§ **WHAT YOU WILL DO**
Go through the entries below and collect each line with the string "amount" in it.

§ **DATA RECORDS**
-.-.-
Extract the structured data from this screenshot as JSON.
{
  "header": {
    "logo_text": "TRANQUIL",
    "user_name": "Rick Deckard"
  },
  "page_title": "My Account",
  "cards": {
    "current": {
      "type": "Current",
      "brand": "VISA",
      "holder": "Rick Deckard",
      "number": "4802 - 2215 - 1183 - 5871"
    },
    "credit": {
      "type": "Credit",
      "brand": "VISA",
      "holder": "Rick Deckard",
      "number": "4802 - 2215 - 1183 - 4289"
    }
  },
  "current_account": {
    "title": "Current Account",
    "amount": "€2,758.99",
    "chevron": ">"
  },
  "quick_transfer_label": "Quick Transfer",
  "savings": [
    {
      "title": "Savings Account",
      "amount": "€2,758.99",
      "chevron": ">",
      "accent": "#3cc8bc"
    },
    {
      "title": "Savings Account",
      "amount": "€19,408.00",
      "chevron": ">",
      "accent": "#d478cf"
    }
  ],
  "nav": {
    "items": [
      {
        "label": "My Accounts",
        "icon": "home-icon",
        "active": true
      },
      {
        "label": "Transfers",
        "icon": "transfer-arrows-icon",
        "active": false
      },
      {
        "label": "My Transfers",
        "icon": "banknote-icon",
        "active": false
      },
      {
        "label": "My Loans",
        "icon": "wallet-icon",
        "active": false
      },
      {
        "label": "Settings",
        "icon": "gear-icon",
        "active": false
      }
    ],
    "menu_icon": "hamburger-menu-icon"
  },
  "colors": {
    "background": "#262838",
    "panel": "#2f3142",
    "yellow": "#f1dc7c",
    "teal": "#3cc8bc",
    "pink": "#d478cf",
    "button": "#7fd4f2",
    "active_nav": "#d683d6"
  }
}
-.-.-
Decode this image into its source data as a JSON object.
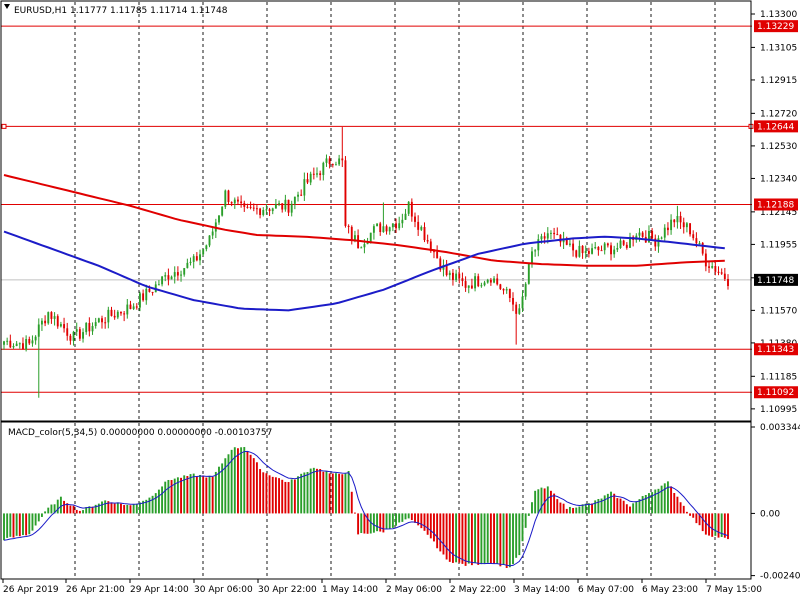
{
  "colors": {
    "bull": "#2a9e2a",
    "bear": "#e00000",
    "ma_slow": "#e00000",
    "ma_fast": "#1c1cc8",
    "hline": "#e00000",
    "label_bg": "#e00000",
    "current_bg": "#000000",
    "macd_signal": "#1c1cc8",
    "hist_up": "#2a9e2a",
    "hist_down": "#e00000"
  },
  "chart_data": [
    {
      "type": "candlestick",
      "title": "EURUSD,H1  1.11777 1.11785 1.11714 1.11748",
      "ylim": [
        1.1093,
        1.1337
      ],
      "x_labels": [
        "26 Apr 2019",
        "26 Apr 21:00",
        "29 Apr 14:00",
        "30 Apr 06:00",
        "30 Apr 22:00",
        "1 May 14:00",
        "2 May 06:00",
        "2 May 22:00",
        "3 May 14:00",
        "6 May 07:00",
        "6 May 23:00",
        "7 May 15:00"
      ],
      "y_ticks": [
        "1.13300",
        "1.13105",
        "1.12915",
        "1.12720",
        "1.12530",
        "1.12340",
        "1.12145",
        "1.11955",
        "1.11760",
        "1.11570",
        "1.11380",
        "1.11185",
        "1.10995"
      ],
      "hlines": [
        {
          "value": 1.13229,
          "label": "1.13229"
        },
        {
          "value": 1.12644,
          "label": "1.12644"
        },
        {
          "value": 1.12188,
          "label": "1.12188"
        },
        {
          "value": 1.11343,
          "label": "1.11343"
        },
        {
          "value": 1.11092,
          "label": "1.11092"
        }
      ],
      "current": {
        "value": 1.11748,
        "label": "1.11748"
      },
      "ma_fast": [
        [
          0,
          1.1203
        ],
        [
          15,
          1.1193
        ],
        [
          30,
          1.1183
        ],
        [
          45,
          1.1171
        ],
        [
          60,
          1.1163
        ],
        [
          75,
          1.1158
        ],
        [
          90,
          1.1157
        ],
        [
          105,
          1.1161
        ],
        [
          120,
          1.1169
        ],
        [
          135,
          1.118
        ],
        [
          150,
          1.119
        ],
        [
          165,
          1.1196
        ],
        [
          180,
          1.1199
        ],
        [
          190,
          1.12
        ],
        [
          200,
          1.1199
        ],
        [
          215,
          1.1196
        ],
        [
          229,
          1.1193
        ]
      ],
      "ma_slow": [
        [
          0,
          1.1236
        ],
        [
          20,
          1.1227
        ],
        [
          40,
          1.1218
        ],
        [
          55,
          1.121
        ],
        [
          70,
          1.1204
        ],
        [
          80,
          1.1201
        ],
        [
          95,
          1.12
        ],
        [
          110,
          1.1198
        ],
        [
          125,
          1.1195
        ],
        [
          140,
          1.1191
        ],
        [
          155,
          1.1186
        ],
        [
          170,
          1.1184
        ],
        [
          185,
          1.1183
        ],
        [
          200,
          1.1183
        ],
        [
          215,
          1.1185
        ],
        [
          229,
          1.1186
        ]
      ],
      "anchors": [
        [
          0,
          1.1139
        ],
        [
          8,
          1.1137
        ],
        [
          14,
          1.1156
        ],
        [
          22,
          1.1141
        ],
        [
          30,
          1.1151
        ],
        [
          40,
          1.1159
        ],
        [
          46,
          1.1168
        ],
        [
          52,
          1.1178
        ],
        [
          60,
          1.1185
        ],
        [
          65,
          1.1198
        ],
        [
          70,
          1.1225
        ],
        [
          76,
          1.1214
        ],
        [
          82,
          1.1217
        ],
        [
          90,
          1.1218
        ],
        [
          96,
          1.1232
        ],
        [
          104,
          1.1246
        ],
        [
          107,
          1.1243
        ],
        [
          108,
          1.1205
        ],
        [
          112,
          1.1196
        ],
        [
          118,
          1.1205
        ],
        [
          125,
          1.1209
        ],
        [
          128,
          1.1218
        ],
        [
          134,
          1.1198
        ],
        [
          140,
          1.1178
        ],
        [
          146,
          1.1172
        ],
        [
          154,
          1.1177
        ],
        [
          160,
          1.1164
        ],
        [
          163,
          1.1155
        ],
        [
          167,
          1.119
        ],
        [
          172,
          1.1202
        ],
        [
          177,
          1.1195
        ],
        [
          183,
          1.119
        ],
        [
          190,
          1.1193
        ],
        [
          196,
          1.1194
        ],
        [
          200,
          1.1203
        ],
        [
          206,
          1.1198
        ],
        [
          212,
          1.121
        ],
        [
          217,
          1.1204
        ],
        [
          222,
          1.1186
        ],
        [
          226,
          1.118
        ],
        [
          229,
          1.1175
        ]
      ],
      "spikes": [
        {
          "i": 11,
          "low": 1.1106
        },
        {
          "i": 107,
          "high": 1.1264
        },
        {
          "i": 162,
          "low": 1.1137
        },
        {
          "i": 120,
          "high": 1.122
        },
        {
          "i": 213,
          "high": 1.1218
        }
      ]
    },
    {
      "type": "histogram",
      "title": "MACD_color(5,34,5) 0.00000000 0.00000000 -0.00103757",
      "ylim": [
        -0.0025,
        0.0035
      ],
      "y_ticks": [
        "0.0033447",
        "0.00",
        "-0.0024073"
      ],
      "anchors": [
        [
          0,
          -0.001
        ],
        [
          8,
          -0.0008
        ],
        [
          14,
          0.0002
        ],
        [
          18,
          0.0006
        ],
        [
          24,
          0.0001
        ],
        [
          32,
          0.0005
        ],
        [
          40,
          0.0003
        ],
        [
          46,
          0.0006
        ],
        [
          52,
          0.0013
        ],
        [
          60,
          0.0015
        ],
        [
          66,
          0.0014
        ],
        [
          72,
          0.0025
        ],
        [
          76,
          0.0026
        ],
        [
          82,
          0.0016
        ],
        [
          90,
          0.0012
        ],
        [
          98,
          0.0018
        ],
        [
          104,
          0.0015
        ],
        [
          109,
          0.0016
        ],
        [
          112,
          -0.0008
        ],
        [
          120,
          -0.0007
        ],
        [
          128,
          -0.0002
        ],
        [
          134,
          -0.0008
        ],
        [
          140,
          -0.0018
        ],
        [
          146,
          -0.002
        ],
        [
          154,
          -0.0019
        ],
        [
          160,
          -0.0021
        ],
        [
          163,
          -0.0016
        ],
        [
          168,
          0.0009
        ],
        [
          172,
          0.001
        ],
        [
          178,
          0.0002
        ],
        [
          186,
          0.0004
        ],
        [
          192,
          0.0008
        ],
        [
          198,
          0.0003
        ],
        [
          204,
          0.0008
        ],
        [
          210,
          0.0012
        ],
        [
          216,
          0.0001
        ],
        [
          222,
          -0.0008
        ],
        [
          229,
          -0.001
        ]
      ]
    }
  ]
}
-.-.-
§ **RESPONSE FOR THIS EXERCISE**
    "amount": "€2,758.99",
      "amount": "€2,758.99",
      "amount": "€19,408.00",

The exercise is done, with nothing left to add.